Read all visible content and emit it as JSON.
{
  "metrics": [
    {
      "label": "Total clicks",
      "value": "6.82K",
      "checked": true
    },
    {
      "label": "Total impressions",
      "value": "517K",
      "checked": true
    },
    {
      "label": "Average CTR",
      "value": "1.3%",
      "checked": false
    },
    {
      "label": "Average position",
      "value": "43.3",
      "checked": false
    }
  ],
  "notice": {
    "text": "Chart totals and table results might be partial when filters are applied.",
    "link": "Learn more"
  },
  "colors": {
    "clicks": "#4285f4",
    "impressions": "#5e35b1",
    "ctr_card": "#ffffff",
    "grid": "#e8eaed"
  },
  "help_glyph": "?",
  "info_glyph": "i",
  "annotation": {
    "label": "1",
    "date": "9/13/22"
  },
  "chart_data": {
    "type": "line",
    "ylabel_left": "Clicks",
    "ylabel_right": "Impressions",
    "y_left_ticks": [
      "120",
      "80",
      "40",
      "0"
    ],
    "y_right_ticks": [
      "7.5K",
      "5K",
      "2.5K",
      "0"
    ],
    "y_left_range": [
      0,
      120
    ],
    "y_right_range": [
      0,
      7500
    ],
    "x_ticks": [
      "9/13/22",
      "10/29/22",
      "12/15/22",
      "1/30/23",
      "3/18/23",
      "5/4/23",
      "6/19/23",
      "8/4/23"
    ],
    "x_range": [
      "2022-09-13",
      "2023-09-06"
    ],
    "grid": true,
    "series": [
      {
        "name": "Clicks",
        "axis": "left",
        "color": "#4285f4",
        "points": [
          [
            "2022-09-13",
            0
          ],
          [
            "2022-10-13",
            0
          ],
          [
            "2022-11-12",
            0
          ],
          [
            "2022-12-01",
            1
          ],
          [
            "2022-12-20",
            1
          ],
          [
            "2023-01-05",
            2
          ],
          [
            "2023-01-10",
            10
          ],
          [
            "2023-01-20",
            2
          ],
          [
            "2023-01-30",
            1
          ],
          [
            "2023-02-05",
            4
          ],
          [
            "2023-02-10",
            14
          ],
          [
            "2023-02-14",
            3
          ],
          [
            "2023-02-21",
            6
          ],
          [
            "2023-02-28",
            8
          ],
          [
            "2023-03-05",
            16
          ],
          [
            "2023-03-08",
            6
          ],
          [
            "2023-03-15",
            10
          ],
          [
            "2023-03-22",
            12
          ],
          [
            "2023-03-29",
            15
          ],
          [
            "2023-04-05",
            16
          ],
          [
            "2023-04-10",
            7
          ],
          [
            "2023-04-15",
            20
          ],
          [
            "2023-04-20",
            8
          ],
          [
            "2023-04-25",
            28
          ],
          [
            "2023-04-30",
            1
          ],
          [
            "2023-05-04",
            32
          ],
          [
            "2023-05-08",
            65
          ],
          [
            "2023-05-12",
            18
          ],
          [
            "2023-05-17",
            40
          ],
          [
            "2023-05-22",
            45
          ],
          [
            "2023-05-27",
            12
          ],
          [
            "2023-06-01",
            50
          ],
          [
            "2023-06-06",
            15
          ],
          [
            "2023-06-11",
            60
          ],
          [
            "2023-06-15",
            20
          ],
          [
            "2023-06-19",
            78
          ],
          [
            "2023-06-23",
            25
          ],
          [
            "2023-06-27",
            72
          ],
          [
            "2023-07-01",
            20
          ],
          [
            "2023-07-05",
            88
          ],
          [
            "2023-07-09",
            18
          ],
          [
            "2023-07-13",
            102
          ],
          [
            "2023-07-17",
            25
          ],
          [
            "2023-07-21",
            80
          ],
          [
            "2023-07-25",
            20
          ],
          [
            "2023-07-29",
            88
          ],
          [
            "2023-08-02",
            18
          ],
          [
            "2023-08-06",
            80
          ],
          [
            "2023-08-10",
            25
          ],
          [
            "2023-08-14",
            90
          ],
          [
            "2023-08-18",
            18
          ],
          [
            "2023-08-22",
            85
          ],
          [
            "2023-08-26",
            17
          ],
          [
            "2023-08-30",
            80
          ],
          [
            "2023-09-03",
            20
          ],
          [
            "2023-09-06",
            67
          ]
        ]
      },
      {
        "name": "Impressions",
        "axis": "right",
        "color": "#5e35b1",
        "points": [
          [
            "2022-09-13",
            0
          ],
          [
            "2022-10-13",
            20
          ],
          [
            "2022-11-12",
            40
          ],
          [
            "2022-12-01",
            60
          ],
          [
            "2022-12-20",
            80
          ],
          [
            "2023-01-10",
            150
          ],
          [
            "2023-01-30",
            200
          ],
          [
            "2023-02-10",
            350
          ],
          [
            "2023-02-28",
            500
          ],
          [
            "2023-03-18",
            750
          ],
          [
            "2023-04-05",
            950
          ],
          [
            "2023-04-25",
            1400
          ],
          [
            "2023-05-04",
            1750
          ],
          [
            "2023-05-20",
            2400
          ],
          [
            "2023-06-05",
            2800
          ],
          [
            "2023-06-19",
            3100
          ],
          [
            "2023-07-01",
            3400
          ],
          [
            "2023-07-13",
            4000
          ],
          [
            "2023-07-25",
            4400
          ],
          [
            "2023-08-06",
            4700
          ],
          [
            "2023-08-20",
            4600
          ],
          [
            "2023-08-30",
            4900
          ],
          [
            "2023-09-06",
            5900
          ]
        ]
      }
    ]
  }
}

____

STATED GOAL:
Exactly reproduce every line of the data above.

THE OUTPUT:
Read all visible content and emit it as JSON.
{
  "metrics": [
    {
      "label": "Total clicks",
      "value": "6.82K",
      "checked": true
    },
    {
      "label": "Total impressions",
      "value": "517K",
      "checked": true
    },
    {
      "label": "Average CTR",
      "value": "1.3%",
      "checked": false
    },
    {
      "label": "Average position",
      "value": "43.3",
      "checked": false
    }
  ],
  "notice": {
    "text": "Chart totals and table results might be partial when filters are applied.",
    "link": "Learn more"
  },
  "colors": {
    "clicks": "#4285f4",
    "impressions": "#5e35b1",
    "ctr_card": "#ffffff",
    "grid": "#e8eaed"
  },
  "help_glyph": "?",
  "info_glyph": "i",
  "annotation": {
    "label": "1",
    "date": "9/13/22"
  },
  "chart_data": {
    "type": "line",
    "ylabel_left": "Clicks",
    "ylabel_right": "Impressions",
    "y_left_ticks": [
      "120",
      "80",
      "40",
      "0"
    ],
    "y_right_ticks": [
      "7.5K",
      "5K",
      "2.5K",
      "0"
    ],
    "y_left_range": [
      0,
      120
    ],
    "y_right_range": [
      0,
      7500
    ],
    "x_ticks": [
      "9/13/22",
      "10/29/22",
      "12/15/22",
      "1/30/23",
      "3/18/23",
      "5/4/23",
      "6/19/23",
      "8/4/23"
    ],
    "x_range": [
      "2022-09-13",
      "2023-09-06"
    ],
    "grid": true,
    "series": [
      {
        "name": "Clicks",
        "axis": "left",
        "color": "#4285f4",
        "points": [
          [
            "2022-09-13",
            0
          ],
          [
            "2022-10-13",
            0
          ],
          [
            "2022-11-12",
            0
          ],
          [
            "2022-12-01",
            1
          ],
          [
            "2022-12-20",
            1
          ],
          [
            "2023-01-05",
            2
          ],
          [
            "2023-01-10",
            10
          ],
          [
            "2023-01-20",
            2
          ],
          [
            "2023-01-30",
            1
          ],
          [
            "2023-02-05",
            4
          ],
          [
            "2023-02-10",
            14
          ],
          [
            "2023-02-14",
            3
          ],
          [
            "2023-02-21",
            6
          ],
          [
            "2023-02-28",
            8
          ],
          [
            "2023-03-05",
            16
          ],
          [
            "2023-03-08",
            6
          ],
          [
            "2023-03-15",
            10
          ],
          [
            "2023-03-22",
            12
          ],
          [
            "2023-03-29",
            15
          ],
          [
            "2023-04-05",
            16
          ],
          [
            "2023-04-10",
            7
          ],
          [
            "2023-04-15",
            20
          ],
          [
            "2023-04-20",
            8
          ],
          [
            "2023-04-25",
            28
          ],
          [
            "2023-04-30",
            1
          ],
          [
            "2023-05-04",
            32
          ],
          [
            "2023-05-08",
            65
          ],
          [
            "2023-05-12",
            18
          ],
          [
            "2023-05-17",
            40
          ],
          [
            "2023-05-22",
            45
          ],
          [
            "2023-05-27",
            12
          ],
          [
            "2023-06-01",
            50
          ],
          [
            "2023-06-06",
            15
          ],
          [
            "2023-06-11",
            60
          ],
          [
            "2023-06-15",
            20
          ],
          [
            "2023-06-19",
            78
          ],
          [
            "2023-06-23",
            25
          ],
          [
            "2023-06-27",
            72
          ],
          [
            "2023-07-01",
            20
          ],
          [
            "2023-07-05",
            88
          ],
          [
            "2023-07-09",
            18
          ],
          [
            "2023-07-13",
            102
          ],
          [
            "2023-07-17",
            25
          ],
          [
            "2023-07-21",
            80
          ],
          [
            "2023-07-25",
            20
          ],
          [
            "2023-07-29",
            88
          ],
          [
            "2023-08-02",
            18
          ],
          [
            "2023-08-06",
            80
          ],
          [
            "2023-08-10",
            25
          ],
          [
            "2023-08-14",
            90
          ],
          [
            "2023-08-18",
            18
          ],
          [
            "2023-08-22",
            85
          ],
          [
            "2023-08-26",
            17
          ],
          [
            "2023-08-30",
            80
          ],
          [
            "2023-09-03",
            20
          ],
          [
            "2023-09-06",
            67
          ]
        ]
      },
      {
        "name": "Impressions",
        "axis": "right",
        "color": "#5e35b1",
        "points": [
          [
            "2022-09-13",
            0
          ],
          [
            "2022-10-13",
            20
          ],
          [
            "2022-11-12",
            40
          ],
          [
            "2022-12-01",
            60
          ],
          [
            "2022-12-20",
            80
          ],
          [
            "2023-01-10",
            150
          ],
          [
            "2023-01-30",
            200
          ],
          [
            "2023-02-10",
            350
          ],
          [
            "2023-02-28",
            500
          ],
          [
            "2023-03-18",
            750
          ],
          [
            "2023-04-05",
            950
          ],
          [
            "2023-04-25",
            1400
          ],
          [
            "2023-05-04",
            1750
          ],
          [
            "2023-05-20",
            2400
          ],
          [
            "2023-06-05",
            2800
          ],
          [
            "2023-06-19",
            3100
          ],
          [
            "2023-07-01",
            3400
          ],
          [
            "2023-07-13",
            4000
          ],
          [
            "2023-07-25",
            4400
          ],
          [
            "2023-08-06",
            4700
          ],
          [
            "2023-08-20",
            4600
          ],
          [
            "2023-08-30",
            4900
          ],
          [
            "2023-09-06",
            5900
          ]
        ]
      }
    ]
  }
}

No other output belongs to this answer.